> _EXERCISE_: Within the listing below, locate all lines containing the word "text". Copy each one.

> _PROVIDED DATA_:
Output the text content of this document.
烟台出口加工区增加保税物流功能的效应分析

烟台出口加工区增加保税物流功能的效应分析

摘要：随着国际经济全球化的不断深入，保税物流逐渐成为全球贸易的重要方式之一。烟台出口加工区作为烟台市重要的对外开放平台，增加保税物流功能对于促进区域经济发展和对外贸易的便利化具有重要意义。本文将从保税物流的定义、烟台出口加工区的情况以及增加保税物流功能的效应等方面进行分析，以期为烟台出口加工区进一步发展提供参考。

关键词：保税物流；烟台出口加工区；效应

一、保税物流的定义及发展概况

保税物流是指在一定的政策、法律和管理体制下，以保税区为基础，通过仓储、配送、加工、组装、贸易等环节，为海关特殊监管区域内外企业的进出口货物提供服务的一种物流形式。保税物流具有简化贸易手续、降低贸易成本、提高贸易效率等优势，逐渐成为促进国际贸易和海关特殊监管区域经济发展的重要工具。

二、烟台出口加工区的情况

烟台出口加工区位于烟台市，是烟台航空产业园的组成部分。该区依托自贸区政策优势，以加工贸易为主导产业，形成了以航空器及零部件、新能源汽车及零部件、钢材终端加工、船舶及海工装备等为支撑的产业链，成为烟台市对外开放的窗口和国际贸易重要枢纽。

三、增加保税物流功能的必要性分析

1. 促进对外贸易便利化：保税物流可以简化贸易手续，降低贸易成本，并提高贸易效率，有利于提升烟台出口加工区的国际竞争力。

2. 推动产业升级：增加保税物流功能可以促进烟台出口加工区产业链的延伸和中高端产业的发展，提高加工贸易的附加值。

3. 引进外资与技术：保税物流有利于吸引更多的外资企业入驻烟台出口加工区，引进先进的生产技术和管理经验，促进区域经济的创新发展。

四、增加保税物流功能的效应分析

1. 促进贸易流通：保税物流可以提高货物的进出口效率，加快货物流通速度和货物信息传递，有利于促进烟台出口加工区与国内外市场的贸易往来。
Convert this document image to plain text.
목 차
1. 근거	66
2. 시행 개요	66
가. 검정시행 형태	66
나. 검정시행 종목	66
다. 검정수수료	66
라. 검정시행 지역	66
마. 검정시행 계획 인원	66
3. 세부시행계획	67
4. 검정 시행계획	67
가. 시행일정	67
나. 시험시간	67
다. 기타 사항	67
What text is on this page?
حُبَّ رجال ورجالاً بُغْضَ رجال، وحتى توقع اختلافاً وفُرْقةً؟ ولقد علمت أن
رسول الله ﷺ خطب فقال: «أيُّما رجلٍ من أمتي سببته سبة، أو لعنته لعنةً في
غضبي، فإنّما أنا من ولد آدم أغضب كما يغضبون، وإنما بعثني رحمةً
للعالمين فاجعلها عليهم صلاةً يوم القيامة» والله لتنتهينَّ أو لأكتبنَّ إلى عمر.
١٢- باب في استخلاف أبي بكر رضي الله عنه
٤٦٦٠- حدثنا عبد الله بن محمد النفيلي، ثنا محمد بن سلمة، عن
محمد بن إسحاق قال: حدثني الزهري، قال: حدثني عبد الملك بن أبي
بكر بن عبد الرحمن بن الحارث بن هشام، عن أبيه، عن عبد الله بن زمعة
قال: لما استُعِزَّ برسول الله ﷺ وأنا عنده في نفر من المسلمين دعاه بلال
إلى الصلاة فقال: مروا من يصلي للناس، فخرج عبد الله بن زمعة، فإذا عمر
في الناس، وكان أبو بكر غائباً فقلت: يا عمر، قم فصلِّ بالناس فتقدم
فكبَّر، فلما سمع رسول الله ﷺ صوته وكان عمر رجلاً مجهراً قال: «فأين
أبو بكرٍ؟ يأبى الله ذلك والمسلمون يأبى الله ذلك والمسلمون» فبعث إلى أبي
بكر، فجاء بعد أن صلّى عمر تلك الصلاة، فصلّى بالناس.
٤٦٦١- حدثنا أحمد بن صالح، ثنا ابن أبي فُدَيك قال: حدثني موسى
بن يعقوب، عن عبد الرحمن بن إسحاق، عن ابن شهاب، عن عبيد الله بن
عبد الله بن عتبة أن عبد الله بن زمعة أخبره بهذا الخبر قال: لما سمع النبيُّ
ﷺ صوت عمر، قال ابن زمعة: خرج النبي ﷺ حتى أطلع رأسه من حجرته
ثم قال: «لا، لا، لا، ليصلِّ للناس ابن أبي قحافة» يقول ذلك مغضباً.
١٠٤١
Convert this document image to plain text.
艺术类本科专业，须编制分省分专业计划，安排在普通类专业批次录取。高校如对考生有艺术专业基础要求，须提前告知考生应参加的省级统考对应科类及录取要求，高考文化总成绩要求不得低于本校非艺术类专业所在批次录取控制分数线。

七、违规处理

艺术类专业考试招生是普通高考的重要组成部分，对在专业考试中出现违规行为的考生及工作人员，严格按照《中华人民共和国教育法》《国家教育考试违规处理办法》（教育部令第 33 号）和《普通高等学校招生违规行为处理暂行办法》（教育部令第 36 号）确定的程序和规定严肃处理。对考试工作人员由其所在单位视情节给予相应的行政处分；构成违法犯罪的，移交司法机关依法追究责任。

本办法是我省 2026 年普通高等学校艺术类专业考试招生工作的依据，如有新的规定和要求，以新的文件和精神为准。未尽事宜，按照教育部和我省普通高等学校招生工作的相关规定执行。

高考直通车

> _ANSWER TO THE EXERCISE_:
Output the text content of this document.
Convert this document image to plain text.
What text is on this page?
Convert this document image to plain text.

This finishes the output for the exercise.